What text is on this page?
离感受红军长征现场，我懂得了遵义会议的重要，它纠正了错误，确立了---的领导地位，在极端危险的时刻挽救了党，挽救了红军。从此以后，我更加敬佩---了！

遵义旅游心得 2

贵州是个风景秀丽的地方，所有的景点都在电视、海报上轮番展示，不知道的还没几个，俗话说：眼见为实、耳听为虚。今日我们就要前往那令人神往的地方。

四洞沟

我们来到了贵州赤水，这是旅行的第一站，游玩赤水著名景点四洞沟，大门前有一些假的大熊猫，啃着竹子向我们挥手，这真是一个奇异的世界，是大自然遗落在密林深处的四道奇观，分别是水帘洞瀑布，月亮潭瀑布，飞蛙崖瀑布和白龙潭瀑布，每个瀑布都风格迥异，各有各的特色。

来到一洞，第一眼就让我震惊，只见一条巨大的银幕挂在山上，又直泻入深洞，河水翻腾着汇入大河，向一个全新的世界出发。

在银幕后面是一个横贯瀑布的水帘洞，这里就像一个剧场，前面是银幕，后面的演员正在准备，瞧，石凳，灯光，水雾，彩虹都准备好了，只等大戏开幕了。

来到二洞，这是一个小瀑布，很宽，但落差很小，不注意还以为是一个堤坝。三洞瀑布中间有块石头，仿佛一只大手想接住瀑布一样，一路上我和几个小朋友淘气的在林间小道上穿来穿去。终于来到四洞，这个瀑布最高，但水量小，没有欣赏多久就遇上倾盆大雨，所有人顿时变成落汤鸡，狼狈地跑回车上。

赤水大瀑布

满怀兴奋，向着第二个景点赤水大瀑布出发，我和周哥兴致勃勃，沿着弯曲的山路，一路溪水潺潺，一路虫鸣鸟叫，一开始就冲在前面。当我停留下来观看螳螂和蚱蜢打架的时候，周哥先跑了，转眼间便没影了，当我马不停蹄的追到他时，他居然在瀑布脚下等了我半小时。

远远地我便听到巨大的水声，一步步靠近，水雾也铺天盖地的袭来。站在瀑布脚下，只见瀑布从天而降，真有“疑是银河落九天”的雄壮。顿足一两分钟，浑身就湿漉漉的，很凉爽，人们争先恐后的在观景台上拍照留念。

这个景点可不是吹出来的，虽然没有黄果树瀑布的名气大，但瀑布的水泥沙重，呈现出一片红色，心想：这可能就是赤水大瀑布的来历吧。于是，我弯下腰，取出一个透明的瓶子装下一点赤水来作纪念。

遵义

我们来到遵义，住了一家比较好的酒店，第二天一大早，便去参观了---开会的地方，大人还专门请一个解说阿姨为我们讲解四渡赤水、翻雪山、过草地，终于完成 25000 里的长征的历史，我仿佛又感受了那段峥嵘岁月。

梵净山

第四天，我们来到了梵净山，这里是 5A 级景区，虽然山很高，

**Do this:** Your task is to quote all of the data word for word.

**Solution to this exercise:**
What text is on this page?
离感受红军长征现场，我懂得了遵义会议的重要，它纠正了错误，确立了---的领导地位，在极端危险的时刻挽救了党，挽救了红军。从此以后，我更加敬佩---了！

遵义旅游心得 2

贵州是个风景秀丽的地方，所有的景点都在电视、海报上轮番展示，不知道的还没几个，俗话说：眼见为实、耳听为虚。今日我们就要前往那令人神往的地方。

四洞沟

我们来到了贵州赤水，这是旅行的第一站，游玩赤水著名景点四洞沟，大门前有一些假的大熊猫，啃着竹子向我们挥手，这真是一个奇异的世界，是大自然遗落在密林深处的四道奇观，分别是水帘洞瀑布，月亮潭瀑布，飞蛙崖瀑布和白龙潭瀑布，每个瀑布都风格迥异，各有各的特色。

来到一洞，第一眼就让我震惊，只见一条巨大的银幕挂在山上，又直泻入深洞，河水翻腾着汇入大河，向一个全新的世界出发。

在银幕后面是一个横贯瀑布的水帘洞，这里就像一个剧场，前面是银幕，后面的演员正在准备，瞧，石凳，灯光，水雾，彩虹都准备好了，只等大戏开幕了。

来到二洞，这是一个小瀑布，很宽，但落差很小，不注意还以为是一个堤坝。三洞瀑布中间有块石头，仿佛一只大手想接住瀑布一样，一路上我和几个小朋友淘气的在林间小道上穿来穿去。终于来到四洞，这个瀑布最高，但水量小，没有欣赏多久就遇上倾盆大雨，所有人顿时变成落汤鸡，狼狈地跑回车上。

赤水大瀑布

满怀兴奋，向着第二个景点赤水大瀑布出发，我和周哥兴致勃勃，沿着弯曲的山路，一路溪水潺潺，一路虫鸣鸟叫，一开始就冲在前面。当我停留下来观看螳螂和蚱蜢打架的时候，周哥先跑了，转眼间便没影了，当我马不停蹄的追到他时，他居然在瀑布脚下等了我半小时。

远远地我便听到巨大的水声，一步步靠近，水雾也铺天盖地的袭来。站在瀑布脚下，只见瀑布从天而降，真有“疑是银河落九天”的雄壮。顿足一两分钟，浑身就湿漉漉的，很凉爽，人们争先恐后的在观景台上拍照留念。

这个景点可不是吹出来的，虽然没有黄果树瀑布的名气大，但瀑布的水泥沙重，呈现出一片红色，心想：这可能就是赤水大瀑布的来历吧。于是，我弯下腰，取出一个透明的瓶子装下一点赤水来作纪念。

遵义

我们来到遵义，住了一家比较好的酒店，第二天一大早，便去参观了---开会的地方，大人还专门请一个解说阿姨为我们讲解四渡赤水、翻雪山、过草地，终于完成 25000 里的长征的历史，我仿佛又感受了那段峥嵘岁月。

梵净山

第四天，我们来到了梵净山，这里是 5A 级景区，虽然山很高，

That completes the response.